**Written problem:** State how many lines of the listing below include the word "Trading". Give only the number.

── Records for this task

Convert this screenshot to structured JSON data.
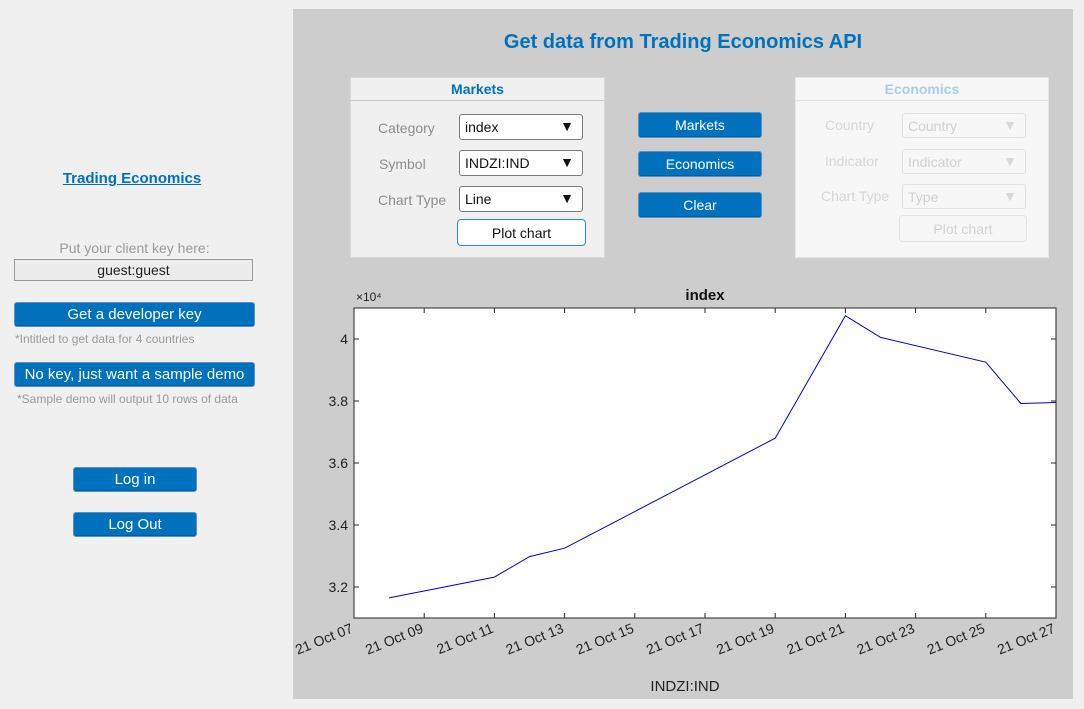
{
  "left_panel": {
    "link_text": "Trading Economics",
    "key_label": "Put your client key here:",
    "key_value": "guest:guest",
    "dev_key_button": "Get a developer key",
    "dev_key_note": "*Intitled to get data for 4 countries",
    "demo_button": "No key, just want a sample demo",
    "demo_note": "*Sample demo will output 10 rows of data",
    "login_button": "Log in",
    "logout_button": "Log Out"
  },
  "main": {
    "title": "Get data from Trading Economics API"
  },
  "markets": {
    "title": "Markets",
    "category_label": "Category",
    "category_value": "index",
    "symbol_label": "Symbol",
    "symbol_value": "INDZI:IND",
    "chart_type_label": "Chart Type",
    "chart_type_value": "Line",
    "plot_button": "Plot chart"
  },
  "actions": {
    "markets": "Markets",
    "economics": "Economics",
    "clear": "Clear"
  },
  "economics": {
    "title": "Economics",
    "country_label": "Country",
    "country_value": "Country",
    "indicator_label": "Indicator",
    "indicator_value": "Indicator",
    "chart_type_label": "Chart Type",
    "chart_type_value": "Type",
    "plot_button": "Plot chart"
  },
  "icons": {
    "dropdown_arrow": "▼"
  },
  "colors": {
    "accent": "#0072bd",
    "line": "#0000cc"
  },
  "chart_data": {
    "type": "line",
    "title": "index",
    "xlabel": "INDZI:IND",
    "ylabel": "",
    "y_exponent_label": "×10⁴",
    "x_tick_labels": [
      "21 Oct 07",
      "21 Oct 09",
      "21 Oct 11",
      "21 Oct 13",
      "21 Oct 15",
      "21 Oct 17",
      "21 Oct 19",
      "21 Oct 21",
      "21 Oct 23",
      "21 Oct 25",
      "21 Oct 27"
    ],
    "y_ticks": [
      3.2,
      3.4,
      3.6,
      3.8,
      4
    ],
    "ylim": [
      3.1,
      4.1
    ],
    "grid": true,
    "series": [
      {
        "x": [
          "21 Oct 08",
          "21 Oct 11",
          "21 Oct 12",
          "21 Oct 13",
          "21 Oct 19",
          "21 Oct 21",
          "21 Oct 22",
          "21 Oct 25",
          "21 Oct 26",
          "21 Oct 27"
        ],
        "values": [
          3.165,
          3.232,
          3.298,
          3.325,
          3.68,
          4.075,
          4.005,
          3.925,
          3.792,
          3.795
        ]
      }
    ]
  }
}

────
── Records for this task

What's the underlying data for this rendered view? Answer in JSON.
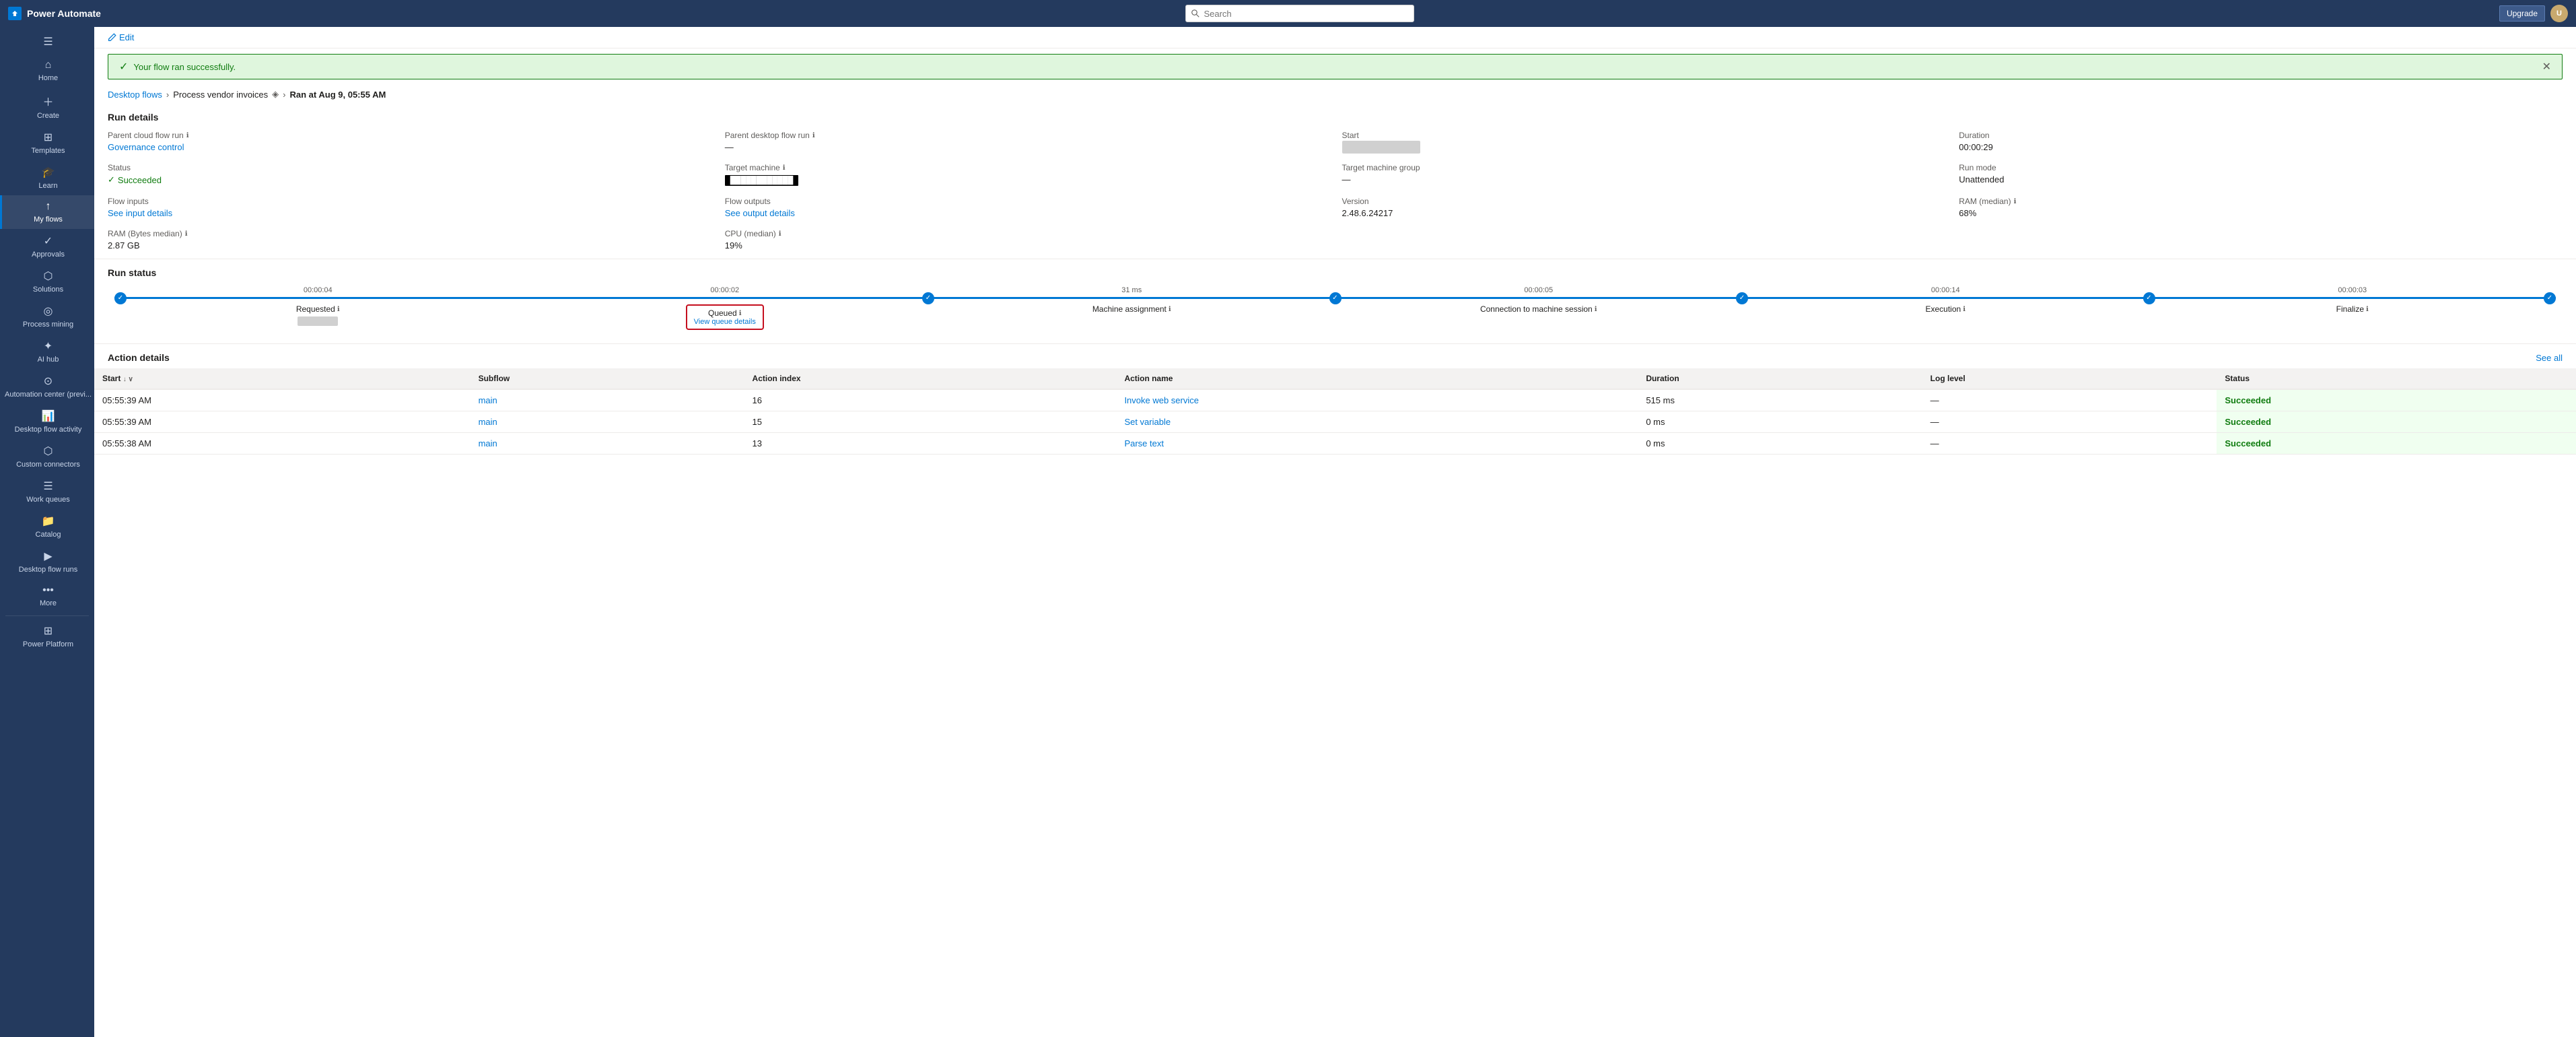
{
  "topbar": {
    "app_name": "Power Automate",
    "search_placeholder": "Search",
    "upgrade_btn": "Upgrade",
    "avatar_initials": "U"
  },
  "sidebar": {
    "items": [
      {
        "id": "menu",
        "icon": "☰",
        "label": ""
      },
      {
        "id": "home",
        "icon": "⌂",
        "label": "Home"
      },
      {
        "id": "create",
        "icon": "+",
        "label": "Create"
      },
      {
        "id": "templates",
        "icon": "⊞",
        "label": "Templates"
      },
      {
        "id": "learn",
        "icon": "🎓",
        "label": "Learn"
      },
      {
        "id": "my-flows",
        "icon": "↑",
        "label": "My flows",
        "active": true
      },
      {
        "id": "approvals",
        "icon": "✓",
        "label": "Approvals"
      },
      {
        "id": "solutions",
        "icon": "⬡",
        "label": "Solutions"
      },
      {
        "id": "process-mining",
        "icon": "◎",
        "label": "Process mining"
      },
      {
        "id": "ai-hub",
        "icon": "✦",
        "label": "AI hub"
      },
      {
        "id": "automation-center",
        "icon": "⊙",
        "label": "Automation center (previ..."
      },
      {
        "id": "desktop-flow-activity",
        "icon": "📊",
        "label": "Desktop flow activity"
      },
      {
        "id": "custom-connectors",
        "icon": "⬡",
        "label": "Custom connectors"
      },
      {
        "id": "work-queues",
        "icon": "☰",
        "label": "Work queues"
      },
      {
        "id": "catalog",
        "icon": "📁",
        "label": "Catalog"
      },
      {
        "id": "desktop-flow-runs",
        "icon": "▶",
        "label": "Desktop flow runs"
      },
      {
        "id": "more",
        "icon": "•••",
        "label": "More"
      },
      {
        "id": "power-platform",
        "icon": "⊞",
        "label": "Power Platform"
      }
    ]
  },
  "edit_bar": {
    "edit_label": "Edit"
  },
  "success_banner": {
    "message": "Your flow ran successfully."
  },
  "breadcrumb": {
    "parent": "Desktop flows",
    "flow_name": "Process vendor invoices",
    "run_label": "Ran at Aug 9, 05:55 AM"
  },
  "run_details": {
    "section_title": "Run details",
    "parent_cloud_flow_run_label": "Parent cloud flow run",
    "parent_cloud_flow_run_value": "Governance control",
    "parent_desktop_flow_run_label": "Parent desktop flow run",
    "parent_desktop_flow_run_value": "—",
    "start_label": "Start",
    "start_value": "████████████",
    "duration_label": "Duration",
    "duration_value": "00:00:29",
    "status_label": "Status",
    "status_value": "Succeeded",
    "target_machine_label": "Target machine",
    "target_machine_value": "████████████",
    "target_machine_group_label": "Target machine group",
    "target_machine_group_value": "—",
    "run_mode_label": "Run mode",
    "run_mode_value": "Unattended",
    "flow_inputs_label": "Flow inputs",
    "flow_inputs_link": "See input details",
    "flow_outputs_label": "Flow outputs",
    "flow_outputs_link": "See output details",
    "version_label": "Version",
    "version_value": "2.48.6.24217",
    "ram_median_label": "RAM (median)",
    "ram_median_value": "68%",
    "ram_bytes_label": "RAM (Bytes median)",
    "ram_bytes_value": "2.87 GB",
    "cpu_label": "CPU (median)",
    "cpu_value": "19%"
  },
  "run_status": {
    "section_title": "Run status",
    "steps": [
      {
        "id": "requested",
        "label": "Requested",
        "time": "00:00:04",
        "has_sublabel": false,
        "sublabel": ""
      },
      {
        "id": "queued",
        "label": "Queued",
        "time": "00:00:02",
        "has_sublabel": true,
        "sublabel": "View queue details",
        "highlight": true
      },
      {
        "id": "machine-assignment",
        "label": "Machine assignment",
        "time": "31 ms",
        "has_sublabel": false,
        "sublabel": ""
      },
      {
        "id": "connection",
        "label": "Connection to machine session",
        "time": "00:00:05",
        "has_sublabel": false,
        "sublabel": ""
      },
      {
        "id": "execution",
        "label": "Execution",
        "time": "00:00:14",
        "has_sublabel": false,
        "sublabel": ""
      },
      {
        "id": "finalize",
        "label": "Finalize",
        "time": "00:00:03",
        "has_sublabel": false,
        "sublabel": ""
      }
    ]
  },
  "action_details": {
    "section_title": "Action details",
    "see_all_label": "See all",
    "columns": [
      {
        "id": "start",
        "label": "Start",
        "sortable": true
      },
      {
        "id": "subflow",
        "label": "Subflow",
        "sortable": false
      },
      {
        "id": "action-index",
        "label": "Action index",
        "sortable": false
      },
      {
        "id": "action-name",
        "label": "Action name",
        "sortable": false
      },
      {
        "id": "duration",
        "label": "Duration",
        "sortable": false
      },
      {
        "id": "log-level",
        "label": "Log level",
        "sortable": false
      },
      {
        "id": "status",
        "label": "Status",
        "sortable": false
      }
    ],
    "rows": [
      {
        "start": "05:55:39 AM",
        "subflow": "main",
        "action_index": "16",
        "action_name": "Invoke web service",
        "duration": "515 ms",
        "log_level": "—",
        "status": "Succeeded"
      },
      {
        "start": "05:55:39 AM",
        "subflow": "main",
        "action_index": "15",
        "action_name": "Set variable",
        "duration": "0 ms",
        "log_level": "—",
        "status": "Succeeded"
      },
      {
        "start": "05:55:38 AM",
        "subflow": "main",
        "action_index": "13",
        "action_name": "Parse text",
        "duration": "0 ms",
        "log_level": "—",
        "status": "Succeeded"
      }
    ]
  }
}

────

**Written answer:** 2